PROBLEM REQUIREMENTS: Extract all lines from the data beneath that include the word "решил".

RECORDS FOR PROCESSING:
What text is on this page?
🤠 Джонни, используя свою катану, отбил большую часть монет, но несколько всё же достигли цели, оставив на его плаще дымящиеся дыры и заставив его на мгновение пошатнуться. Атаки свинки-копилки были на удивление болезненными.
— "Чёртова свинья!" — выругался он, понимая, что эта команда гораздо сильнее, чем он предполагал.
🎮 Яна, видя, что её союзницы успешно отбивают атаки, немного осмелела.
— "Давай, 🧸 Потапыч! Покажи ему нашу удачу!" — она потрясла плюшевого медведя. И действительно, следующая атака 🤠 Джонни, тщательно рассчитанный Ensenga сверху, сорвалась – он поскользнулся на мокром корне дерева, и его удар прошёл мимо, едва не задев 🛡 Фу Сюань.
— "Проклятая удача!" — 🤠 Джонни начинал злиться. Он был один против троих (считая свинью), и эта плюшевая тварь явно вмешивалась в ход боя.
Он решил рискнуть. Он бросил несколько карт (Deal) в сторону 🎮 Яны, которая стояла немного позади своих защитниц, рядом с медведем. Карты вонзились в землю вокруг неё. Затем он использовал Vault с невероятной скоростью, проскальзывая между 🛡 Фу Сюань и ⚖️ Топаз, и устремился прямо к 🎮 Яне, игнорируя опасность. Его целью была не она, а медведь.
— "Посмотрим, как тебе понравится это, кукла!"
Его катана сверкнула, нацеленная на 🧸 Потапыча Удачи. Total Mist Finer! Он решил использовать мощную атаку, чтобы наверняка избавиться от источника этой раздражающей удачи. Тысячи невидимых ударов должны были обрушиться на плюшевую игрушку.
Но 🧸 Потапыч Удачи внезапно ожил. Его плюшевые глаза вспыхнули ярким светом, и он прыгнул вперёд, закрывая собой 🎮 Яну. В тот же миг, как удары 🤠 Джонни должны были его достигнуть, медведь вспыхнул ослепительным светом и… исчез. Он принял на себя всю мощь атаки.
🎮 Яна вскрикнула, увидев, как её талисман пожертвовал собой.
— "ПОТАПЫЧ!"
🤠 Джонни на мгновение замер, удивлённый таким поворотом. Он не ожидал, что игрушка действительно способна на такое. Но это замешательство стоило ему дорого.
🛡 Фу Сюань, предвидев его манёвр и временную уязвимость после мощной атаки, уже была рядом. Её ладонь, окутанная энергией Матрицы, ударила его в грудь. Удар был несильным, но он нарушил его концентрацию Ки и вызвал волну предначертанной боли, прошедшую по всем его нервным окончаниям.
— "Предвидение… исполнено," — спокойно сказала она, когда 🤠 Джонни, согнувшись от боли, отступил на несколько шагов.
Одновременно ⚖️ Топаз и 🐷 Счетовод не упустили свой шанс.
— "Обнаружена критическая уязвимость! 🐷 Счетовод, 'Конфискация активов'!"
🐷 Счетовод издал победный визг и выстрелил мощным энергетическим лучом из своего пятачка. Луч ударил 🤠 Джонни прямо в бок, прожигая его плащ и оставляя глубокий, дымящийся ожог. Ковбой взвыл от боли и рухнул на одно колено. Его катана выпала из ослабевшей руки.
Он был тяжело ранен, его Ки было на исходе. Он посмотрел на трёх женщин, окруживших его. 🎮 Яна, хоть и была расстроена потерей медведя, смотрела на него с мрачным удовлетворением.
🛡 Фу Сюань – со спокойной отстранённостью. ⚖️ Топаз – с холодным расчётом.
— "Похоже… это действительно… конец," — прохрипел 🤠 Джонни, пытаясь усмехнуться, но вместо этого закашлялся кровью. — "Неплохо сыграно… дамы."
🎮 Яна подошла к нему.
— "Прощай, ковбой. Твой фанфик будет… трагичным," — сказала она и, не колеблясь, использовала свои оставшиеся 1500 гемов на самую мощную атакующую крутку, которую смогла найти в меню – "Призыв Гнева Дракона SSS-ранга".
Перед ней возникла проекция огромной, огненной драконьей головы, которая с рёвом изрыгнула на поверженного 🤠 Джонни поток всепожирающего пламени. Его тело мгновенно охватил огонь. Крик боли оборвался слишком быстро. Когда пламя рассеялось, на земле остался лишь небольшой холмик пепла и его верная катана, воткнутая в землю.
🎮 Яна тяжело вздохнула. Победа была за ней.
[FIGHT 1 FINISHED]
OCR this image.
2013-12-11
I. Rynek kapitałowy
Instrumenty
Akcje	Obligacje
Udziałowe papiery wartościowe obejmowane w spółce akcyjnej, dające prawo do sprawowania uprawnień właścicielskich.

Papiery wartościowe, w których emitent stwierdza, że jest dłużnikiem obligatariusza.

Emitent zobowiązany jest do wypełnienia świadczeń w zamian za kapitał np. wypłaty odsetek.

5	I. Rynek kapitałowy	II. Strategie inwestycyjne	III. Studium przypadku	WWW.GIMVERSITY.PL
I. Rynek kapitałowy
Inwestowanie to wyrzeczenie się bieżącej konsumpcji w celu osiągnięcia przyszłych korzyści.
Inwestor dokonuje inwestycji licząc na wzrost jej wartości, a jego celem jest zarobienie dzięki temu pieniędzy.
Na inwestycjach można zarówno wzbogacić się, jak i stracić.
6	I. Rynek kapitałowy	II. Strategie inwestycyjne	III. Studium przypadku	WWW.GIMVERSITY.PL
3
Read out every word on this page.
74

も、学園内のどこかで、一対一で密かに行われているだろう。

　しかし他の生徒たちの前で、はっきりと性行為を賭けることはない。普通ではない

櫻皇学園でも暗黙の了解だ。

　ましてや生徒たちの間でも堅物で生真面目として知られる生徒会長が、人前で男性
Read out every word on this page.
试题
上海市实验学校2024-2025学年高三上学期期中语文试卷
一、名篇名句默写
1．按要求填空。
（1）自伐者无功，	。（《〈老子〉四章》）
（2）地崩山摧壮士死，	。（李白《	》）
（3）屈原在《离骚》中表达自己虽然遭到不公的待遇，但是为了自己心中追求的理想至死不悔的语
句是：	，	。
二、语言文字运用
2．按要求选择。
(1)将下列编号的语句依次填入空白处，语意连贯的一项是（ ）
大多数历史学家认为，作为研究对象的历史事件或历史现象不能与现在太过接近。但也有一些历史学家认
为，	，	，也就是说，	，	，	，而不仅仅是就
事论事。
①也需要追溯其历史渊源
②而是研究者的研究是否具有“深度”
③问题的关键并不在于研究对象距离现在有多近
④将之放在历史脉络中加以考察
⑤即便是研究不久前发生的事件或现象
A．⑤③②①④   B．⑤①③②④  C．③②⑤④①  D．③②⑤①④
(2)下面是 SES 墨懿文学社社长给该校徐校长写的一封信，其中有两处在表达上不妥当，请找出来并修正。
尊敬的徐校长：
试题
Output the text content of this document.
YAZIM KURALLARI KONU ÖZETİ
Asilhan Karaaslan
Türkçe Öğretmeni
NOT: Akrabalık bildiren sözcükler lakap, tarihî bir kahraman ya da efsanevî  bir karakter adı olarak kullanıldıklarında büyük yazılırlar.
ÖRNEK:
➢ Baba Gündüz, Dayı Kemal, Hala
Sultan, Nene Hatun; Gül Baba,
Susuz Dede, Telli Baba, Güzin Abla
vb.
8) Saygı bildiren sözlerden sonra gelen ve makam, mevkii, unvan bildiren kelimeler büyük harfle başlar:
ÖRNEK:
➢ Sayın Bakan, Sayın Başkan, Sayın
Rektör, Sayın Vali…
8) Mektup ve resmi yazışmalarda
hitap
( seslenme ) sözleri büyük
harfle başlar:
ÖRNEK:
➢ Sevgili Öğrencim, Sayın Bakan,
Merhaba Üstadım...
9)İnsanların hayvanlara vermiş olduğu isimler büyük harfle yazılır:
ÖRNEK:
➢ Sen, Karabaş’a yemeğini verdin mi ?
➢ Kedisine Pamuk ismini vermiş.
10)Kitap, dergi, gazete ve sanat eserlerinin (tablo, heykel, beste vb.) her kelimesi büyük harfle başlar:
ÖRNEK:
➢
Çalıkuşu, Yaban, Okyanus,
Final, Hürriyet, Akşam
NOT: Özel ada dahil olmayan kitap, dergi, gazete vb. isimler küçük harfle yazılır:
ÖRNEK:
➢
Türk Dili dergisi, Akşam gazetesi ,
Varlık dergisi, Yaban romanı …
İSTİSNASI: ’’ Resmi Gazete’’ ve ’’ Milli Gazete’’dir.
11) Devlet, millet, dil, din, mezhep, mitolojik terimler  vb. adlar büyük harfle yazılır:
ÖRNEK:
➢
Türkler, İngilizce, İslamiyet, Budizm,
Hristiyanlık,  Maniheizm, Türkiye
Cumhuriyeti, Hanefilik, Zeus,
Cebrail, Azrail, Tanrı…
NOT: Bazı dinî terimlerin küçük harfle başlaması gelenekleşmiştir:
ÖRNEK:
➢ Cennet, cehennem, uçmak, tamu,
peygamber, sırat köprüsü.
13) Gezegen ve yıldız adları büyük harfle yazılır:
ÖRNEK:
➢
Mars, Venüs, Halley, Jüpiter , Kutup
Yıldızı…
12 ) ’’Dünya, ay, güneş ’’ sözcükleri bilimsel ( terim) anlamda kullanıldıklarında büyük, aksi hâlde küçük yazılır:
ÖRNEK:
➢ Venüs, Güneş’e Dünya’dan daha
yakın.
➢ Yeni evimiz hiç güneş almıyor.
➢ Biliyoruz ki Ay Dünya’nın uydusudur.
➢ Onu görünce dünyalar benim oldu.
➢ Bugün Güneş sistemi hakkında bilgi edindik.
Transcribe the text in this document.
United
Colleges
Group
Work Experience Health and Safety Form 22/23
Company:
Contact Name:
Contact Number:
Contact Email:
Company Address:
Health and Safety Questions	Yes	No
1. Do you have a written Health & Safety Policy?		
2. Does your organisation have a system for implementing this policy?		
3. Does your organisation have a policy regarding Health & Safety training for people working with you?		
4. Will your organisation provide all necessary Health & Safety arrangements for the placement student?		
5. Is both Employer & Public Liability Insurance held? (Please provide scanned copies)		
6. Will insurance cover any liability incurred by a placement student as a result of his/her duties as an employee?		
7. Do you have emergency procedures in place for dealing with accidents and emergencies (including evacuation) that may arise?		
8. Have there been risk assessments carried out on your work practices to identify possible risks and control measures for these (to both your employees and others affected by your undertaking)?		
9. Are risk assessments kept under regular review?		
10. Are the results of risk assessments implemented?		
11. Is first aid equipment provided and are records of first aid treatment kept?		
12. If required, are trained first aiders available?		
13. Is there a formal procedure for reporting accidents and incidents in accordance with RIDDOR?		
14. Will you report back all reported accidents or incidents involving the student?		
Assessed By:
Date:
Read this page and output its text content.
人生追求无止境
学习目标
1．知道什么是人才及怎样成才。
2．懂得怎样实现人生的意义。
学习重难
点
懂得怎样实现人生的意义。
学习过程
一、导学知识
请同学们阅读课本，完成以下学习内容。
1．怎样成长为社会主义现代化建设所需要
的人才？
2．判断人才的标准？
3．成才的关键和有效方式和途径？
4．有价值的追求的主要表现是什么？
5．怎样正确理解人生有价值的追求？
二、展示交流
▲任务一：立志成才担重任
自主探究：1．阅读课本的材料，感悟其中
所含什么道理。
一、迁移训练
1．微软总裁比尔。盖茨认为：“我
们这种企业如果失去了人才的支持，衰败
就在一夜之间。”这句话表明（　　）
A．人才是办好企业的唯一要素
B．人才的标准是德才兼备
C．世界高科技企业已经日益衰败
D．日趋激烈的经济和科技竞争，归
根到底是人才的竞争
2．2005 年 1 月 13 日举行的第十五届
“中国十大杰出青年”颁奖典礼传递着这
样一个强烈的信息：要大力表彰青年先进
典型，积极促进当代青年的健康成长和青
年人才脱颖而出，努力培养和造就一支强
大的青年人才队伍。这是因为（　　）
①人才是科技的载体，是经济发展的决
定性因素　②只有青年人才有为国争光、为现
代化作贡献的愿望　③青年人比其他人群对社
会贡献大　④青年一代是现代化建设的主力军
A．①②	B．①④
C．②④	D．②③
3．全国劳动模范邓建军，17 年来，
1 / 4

WRITTEN SOLUTION:
Он решил рискнуть. Он бросил несколько карт (Deal) в сторону 🎮 Яны, которая стояла немного позади своих защитниц, рядом с медведем. Карты вонзились в землю вокруг неё. Затем он использовал Vault с невероятной скоростью, проскальзывая между 🛡 Фу Сюань и ⚖️ Топаз, и устремился прямо к 🎮 Яне, игнорируя опасность. Его целью была не она, а медведь.
Его катана сверкнула, нацеленная на 🧸 Потапыча Удачи. Total Mist Finer! Он решил использовать мощную атаку, чтобы наверняка избавиться от источника этой раздражающей удачи. Тысячи невидимых ударов должны были обрушиться на плюшевую игрушку.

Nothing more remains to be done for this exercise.